start
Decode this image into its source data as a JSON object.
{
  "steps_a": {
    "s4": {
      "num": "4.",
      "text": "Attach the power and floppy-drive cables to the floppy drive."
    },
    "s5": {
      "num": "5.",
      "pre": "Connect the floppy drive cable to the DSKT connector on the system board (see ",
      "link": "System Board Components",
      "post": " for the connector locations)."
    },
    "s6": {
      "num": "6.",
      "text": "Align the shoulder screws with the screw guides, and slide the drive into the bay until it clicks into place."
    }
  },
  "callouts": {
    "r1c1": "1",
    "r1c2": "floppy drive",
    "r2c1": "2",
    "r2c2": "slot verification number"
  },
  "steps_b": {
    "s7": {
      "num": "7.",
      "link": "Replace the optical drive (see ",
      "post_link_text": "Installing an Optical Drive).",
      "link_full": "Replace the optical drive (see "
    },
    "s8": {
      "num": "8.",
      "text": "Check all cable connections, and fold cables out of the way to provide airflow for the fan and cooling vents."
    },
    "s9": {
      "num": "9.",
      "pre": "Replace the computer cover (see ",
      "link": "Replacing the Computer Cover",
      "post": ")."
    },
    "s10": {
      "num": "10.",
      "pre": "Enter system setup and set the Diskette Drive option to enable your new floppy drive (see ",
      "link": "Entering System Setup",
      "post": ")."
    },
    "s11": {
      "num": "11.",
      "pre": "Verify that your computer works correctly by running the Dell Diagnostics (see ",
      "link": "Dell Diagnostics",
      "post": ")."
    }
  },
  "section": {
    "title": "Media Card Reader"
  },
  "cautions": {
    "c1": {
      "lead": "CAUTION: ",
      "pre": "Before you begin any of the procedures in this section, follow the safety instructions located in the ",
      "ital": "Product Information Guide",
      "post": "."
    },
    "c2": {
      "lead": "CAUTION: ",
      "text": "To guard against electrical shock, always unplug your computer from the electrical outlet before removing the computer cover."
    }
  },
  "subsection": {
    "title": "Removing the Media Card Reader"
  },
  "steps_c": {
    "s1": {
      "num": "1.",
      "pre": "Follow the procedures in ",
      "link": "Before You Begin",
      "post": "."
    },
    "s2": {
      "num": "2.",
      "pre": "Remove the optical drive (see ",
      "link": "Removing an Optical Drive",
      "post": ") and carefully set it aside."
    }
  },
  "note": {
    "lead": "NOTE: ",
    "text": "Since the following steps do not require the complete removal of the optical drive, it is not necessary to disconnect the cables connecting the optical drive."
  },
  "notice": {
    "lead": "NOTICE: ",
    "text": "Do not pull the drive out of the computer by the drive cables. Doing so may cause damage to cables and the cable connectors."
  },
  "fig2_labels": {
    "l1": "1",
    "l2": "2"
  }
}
end
start
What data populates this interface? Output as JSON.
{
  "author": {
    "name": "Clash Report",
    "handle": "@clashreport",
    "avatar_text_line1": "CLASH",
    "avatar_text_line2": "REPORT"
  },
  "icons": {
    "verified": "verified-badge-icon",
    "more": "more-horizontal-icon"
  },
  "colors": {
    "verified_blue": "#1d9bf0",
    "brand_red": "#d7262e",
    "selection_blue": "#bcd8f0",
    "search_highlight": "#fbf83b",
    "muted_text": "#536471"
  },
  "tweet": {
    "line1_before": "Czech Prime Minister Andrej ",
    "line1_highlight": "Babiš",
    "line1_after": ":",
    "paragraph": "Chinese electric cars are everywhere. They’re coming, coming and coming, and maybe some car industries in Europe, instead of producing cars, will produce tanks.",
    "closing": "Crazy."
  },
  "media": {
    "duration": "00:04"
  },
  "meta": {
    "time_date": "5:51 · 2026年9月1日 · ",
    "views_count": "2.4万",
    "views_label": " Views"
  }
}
end
(Task instructions) Go through the listing above and locate each line that holds the word "Reader". Copy those lines.

(Response to the exercise)
    "title": "Media Card Reader"
    "title": "Removing the Media Card Reader"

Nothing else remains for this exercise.